_Short task_.
Entries follow. Set all of them down as they stand.
··· Dataset content ···
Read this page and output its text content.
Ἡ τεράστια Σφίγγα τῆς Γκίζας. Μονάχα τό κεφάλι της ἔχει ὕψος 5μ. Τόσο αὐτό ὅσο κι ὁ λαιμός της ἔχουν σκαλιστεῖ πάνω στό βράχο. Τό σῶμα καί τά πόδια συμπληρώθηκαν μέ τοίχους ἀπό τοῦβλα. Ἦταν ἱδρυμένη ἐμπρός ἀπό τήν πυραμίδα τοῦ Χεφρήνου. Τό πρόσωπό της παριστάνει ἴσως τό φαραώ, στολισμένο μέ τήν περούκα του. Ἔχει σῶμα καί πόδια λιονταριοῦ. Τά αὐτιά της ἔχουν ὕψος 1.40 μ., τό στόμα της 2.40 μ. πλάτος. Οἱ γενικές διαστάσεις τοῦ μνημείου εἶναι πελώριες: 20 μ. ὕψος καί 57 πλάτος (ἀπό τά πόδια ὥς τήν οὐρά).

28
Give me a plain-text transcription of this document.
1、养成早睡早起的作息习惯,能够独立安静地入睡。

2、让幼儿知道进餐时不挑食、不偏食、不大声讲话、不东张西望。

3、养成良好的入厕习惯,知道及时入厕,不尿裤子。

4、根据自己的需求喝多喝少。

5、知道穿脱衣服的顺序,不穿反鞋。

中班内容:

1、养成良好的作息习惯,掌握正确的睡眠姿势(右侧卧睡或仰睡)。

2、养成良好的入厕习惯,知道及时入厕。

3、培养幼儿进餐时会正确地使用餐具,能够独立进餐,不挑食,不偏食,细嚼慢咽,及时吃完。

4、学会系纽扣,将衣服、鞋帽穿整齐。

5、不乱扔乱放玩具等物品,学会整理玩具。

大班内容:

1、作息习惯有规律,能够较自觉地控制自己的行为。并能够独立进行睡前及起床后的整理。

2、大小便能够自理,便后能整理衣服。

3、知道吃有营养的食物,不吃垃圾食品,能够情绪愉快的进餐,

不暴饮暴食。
···
_In response_.
Read this page and output its text content.
Ἡ τεράστια Σφίγγα τῆς Γκίζας. Μονάχα τό κεφάλι της ἔχει ὕψος 5μ. Τόσο αὐτό ὅσο κι ὁ λαιμός της ἔχουν σκαλιστεῖ πάνω στό βράχο. Τό σῶμα καί τά πόδια συμπληρώθηκαν μέ τοίχους ἀπό τοῦβλα. Ἦταν ἱδρυμένη ἐμπρός ἀπό τήν πυραμίδα τοῦ Χεφρήνου. Τό πρόσωπό της παριστάνει ἴσως τό φαραώ, στολισμένο μέ τήν περούκα του. Ἔχει σῶμα καί πόδια λιονταριοῦ. Τά αὐτιά της ἔχουν ὕψος 1.40 μ., τό στόμα της 2.40 μ. πλάτος. Οἱ γενικές διαστάσεις τοῦ μνημείου εἶναι πελώριες: 20 μ. ὕψος καί 57 πλάτος (ἀπό τά πόδια ὥς τήν οὐρά).

28
Give me a plain-text transcription of this document.
1、养成早睡早起的作息习惯,能够独立安静地入睡。

2、让幼儿知道进餐时不挑食、不偏食、不大声讲话、不东张西望。

3、养成良好的入厕习惯,知道及时入厕,不尿裤子。

4、根据自己的需求喝多喝少。

5、知道穿脱衣服的顺序,不穿反鞋。

中班内容:

1、养成良好的作息习惯,掌握正确的睡眠姿势(右侧卧睡或仰睡)。

2、养成良好的入厕习惯,知道及时入厕。

3、培养幼儿进餐时会正确地使用餐具,能够独立进餐,不挑食,不偏食,细嚼慢咽,及时吃完。

4、学会系纽扣,将衣服、鞋帽穿整齐。

5、不乱扔乱放玩具等物品,学会整理玩具。

大班内容:

1、作息习惯有规律,能够较自觉地控制自己的行为。并能够独立进行睡前及起床后的整理。

2、大小便能够自理,便后能整理衣服。

3、知道吃有营养的食物,不吃垃圾食品,能够情绪愉快的进餐,

不暴饮暴食。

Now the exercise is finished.